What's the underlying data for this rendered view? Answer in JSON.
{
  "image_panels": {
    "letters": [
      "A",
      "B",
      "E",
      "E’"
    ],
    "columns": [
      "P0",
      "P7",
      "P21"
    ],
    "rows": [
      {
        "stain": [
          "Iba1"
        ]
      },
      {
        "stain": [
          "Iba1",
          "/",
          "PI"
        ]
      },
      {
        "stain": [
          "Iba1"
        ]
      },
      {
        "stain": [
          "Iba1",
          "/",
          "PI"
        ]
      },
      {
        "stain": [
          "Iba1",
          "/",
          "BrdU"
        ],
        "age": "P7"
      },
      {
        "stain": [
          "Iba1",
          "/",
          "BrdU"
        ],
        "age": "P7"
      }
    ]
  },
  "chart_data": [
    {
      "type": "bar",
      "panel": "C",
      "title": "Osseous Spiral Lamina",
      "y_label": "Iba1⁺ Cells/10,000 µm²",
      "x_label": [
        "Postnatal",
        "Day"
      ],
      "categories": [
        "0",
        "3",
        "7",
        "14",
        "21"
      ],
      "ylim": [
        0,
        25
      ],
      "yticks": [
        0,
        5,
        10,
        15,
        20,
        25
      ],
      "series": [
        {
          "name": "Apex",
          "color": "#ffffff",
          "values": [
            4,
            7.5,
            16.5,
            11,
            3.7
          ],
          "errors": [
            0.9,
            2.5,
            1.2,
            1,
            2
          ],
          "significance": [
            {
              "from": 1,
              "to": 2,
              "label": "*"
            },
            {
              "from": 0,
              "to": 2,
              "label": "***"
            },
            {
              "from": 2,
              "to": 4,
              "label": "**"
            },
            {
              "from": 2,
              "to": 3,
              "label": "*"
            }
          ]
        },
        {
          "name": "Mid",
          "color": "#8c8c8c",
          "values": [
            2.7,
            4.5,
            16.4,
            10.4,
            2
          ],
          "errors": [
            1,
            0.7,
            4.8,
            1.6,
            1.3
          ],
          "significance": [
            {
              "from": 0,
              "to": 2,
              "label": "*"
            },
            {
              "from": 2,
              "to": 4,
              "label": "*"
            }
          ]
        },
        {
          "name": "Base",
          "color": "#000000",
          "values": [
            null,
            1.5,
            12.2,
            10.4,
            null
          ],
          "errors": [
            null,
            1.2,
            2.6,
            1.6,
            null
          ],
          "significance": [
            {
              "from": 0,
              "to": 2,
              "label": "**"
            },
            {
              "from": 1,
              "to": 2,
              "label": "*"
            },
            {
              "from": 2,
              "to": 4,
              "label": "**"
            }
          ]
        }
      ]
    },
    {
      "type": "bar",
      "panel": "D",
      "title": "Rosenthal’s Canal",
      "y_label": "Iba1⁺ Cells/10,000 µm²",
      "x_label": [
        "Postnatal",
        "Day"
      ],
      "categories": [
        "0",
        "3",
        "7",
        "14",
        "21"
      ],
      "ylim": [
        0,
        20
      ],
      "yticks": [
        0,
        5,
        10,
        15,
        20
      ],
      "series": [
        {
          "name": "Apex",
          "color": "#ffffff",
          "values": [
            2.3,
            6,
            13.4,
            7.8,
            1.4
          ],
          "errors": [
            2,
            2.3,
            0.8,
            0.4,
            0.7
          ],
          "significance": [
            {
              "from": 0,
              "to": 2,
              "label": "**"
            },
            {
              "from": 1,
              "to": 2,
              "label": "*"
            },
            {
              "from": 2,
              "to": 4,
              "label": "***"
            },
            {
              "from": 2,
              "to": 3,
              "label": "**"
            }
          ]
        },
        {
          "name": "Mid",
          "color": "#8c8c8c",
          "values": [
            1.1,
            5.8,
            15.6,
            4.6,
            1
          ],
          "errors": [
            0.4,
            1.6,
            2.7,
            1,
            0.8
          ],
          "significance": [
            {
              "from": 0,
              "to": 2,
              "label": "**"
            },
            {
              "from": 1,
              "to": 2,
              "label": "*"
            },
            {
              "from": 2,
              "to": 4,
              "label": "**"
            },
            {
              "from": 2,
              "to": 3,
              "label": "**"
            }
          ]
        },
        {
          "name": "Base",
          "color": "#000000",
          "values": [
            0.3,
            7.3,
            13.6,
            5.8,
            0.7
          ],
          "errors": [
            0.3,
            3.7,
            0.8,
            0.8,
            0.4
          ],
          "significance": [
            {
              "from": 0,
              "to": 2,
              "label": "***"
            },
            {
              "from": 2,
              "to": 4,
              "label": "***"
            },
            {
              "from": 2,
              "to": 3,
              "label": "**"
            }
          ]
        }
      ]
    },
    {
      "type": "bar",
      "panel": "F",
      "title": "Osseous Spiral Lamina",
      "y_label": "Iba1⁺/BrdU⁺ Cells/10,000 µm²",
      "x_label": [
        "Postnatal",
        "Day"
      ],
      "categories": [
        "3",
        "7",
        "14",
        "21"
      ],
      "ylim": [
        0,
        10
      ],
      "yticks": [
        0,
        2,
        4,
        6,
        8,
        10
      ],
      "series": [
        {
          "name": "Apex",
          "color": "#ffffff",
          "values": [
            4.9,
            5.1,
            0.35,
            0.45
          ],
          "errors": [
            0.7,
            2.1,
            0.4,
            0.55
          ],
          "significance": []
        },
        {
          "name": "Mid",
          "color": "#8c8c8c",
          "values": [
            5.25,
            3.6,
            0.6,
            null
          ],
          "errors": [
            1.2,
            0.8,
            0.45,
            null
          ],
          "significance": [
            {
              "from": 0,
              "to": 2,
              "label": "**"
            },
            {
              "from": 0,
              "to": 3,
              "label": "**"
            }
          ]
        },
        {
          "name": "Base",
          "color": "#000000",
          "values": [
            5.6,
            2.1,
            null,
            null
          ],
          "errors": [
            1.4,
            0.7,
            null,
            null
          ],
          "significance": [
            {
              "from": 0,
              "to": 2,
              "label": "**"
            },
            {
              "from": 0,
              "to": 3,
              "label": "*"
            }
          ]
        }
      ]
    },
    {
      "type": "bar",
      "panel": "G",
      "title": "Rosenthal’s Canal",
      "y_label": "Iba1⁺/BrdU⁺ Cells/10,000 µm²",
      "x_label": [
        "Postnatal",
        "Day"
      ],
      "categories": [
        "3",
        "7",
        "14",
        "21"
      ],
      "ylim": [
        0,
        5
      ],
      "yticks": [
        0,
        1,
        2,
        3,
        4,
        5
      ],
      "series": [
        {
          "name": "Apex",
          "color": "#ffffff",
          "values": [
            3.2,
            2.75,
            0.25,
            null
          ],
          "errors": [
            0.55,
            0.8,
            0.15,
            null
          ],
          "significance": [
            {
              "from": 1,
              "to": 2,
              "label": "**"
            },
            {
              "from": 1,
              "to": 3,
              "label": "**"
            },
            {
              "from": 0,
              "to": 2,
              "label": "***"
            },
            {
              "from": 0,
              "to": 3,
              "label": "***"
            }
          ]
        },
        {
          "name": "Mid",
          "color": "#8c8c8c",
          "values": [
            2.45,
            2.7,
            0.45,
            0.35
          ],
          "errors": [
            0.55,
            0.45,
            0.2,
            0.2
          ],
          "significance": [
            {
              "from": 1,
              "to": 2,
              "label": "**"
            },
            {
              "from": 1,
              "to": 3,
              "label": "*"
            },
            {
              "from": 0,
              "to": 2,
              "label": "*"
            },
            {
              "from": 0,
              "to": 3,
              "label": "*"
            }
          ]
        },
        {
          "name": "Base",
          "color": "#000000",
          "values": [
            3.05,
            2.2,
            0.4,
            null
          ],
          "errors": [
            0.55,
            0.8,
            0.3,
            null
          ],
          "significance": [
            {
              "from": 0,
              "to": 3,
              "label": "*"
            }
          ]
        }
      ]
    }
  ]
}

> _WHAT NEEDS TO BE DONE_: Set down each entry again, exactly as written.

> _WRITTEN RESPONSE_:
What's the underlying data for this rendered view? Answer in JSON.
{
  "image_panels": {
    "letters": [
      "A",
      "B",
      "E",
      "E’"
    ],
    "columns": [
      "P0",
      "P7",
      "P21"
    ],
    "rows": [
      {
        "stain": [
          "Iba1"
        ]
      },
      {
        "stain": [
          "Iba1",
          "/",
          "PI"
        ]
      },
      {
        "stain": [
          "Iba1"
        ]
      },
      {
        "stain": [
          "Iba1",
          "/",
          "PI"
        ]
      },
      {
        "stain": [
          "Iba1",
          "/",
          "BrdU"
        ],
        "age": "P7"
      },
      {
        "stain": [
          "Iba1",
          "/",
          "BrdU"
        ],
        "age": "P7"
      }
    ]
  },
  "chart_data": [
    {
      "type": "bar",
      "panel": "C",
      "title": "Osseous Spiral Lamina",
      "y_label": "Iba1⁺ Cells/10,000 µm²",
      "x_label": [
        "Postnatal",
        "Day"
      ],
      "categories": [
        "0",
        "3",
        "7",
        "14",
        "21"
      ],
      "ylim": [
        0,
        25
      ],
      "yticks": [
        0,
        5,
        10,
        15,
        20,
        25
      ],
      "series": [
        {
          "name": "Apex",
          "color": "#ffffff",
          "values": [
            4,
            7.5,
            16.5,
            11,
            3.7
          ],
          "errors": [
            0.9,
            2.5,
            1.2,
            1,
            2
          ],
          "significance": [
            {
              "from": 1,
              "to": 2,
              "label": "*"
            },
            {
              "from": 0,
              "to": 2,
              "label": "***"
            },
            {
              "from": 2,
              "to": 4,
              "label": "**"
            },
            {
              "from": 2,
              "to": 3,
              "label": "*"
            }
          ]
        },
        {
          "name": "Mid",
          "color": "#8c8c8c",
          "values": [
            2.7,
            4.5,
            16.4,
            10.4,
            2
          ],
          "errors": [
            1,
            0.7,
            4.8,
            1.6,
            1.3
          ],
          "significance": [
            {
              "from": 0,
              "to": 2,
              "label": "*"
            },
            {
              "from": 2,
              "to": 4,
              "label": "*"
            }
          ]
        },
        {
          "name": "Base",
          "color": "#000000",
          "values": [
            null,
            1.5,
            12.2,
            10.4,
            null
          ],
          "errors": [
            null,
            1.2,
            2.6,
            1.6,
            null
          ],
          "significance": [
            {
              "from": 0,
              "to": 2,
              "label": "**"
            },
            {
              "from": 1,
              "to": 2,
              "label": "*"
            },
            {
              "from": 2,
              "to": 4,
              "label": "**"
            }
          ]
        }
      ]
    },
    {
      "type": "bar",
      "panel": "D",
      "title": "Rosenthal’s Canal",
      "y_label": "Iba1⁺ Cells/10,000 µm²",
      "x_label": [
        "Postnatal",
        "Day"
      ],
      "categories": [
        "0",
        "3",
        "7",
        "14",
        "21"
      ],
      "ylim": [
        0,
        20
      ],
      "yticks": [
        0,
        5,
        10,
        15,
        20
      ],
      "series": [
        {
          "name": "Apex",
          "color": "#ffffff",
          "values": [
            2.3,
            6,
            13.4,
            7.8,
            1.4
          ],
          "errors": [
            2,
            2.3,
            0.8,
            0.4,
            0.7
          ],
          "significance": [
            {
              "from": 0,
              "to": 2,
              "label": "**"
            },
            {
              "from": 1,
              "to": 2,
              "label": "*"
            },
            {
              "from": 2,
              "to": 4,
              "label": "***"
            },
            {
              "from": 2,
              "to": 3,
              "label": "**"
            }
          ]
        },
        {
          "name": "Mid",
          "color": "#8c8c8c",
          "values": [
            1.1,
            5.8,
            15.6,
            4.6,
            1
          ],
          "errors": [
            0.4,
            1.6,
            2.7,
            1,
            0.8
          ],
          "significance": [
            {
              "from": 0,
              "to": 2,
              "label": "**"
            },
            {
              "from": 1,
              "to": 2,
              "label": "*"
            },
            {
              "from": 2,
              "to": 4,
              "label": "**"
            },
            {
              "from": 2,
              "to": 3,
              "label": "**"
            }
          ]
        },
        {
          "name": "Base",
          "color": "#000000",
          "values": [
            0.3,
            7.3,
            13.6,
            5.8,
            0.7
          ],
          "errors": [
            0.3,
            3.7,
            0.8,
            0.8,
            0.4
          ],
          "significance": [
            {
              "from": 0,
              "to": 2,
              "label": "***"
            },
            {
              "from": 2,
              "to": 4,
              "label": "***"
            },
            {
              "from": 2,
              "to": 3,
              "label": "**"
            }
          ]
        }
      ]
    },
    {
      "type": "bar",
      "panel": "F",
      "title": "Osseous Spiral Lamina",
      "y_label": "Iba1⁺/BrdU⁺ Cells/10,000 µm²",
      "x_label": [
        "Postnatal",
        "Day"
      ],
      "categories": [
        "3",
        "7",
        "14",
        "21"
      ],
      "ylim": [
        0,
        10
      ],
      "yticks": [
        0,
        2,
        4,
        6,
        8,
        10
      ],
      "series": [
        {
          "name": "Apex",
          "color": "#ffffff",
          "values": [
            4.9,
            5.1,
            0.35,
            0.45
          ],
          "errors": [
            0.7,
            2.1,
            0.4,
            0.55
          ],
          "significance": []
        },
        {
          "name": "Mid",
          "color": "#8c8c8c",
          "values": [
            5.25,
            3.6,
            0.6,
            null
          ],
          "errors": [
            1.2,
            0.8,
            0.45,
            null
          ],
          "significance": [
            {
              "from": 0,
              "to": 2,
              "label": "**"
            },
            {
              "from": 0,
              "to": 3,
              "label": "**"
            }
          ]
        },
        {
          "name": "Base",
          "color": "#000000",
          "values": [
            5.6,
            2.1,
            null,
            null
          ],
          "errors": [
            1.4,
            0.7,
            null,
            null
          ],
          "significance": [
            {
              "from": 0,
              "to": 2,
              "label": "**"
            },
            {
              "from": 0,
              "to": 3,
              "label": "*"
            }
          ]
        }
      ]
    },
    {
      "type": "bar",
      "panel": "G",
      "title": "Rosenthal’s Canal",
      "y_label": "Iba1⁺/BrdU⁺ Cells/10,000 µm²",
      "x_label": [
        "Postnatal",
        "Day"
      ],
      "categories": [
        "3",
        "7",
        "14",
        "21"
      ],
      "ylim": [
        0,
        5
      ],
      "yticks": [
        0,
        1,
        2,
        3,
        4,
        5
      ],
      "series": [
        {
          "name": "Apex",
          "color": "#ffffff",
          "values": [
            3.2,
            2.75,
            0.25,
            null
          ],
          "errors": [
            0.55,
            0.8,
            0.15,
            null
          ],
          "significance": [
            {
              "from": 1,
              "to": 2,
              "label": "**"
            },
            {
              "from": 1,
              "to": 3,
              "label": "**"
            },
            {
              "from": 0,
              "to": 2,
              "label": "***"
            },
            {
              "from": 0,
              "to": 3,
              "label": "***"
            }
          ]
        },
        {
          "name": "Mid",
          "color": "#8c8c8c",
          "values": [
            2.45,
            2.7,
            0.45,
            0.35
          ],
          "errors": [
            0.55,
            0.45,
            0.2,
            0.2
          ],
          "significance": [
            {
              "from": 1,
              "to": 2,
              "label": "**"
            },
            {
              "from": 1,
              "to": 3,
              "label": "*"
            },
            {
              "from": 0,
              "to": 2,
              "label": "*"
            },
            {
              "from": 0,
              "to": 3,
              "label": "*"
            }
          ]
        },
        {
          "name": "Base",
          "color": "#000000",
          "values": [
            3.05,
            2.2,
            0.4,
            null
          ],
          "errors": [
            0.55,
            0.8,
            0.3,
            null
          ],
          "significance": [
            {
              "from": 0,
              "to": 3,
              "label": "*"
            }
          ]
        }
      ]
    }
  ]
}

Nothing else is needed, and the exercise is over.